▶ **INSTRUCTIONS TO FOLLOW**
Determine how many lines of the material hold the string "Crashes" and reply with only that number.

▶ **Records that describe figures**

--------------------

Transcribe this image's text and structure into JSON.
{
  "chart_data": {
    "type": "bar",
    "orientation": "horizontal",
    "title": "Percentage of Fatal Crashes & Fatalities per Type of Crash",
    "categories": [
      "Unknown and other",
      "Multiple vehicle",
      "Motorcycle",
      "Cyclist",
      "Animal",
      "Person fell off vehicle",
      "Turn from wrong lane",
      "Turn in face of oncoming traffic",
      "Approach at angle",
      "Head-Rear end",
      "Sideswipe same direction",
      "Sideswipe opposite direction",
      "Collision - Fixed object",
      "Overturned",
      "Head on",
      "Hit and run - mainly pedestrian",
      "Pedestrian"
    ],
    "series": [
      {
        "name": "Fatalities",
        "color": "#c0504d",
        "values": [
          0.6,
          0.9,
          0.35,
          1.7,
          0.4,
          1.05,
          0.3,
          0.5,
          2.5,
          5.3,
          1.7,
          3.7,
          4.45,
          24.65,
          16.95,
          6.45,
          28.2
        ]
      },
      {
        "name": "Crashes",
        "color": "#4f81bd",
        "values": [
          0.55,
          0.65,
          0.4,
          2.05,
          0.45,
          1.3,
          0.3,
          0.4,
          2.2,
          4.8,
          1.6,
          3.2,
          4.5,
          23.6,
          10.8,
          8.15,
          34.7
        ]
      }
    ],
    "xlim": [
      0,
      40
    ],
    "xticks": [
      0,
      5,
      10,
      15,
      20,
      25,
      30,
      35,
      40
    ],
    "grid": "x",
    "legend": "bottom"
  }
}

--------------------

▶ **EXERCISE SOLUTION**
2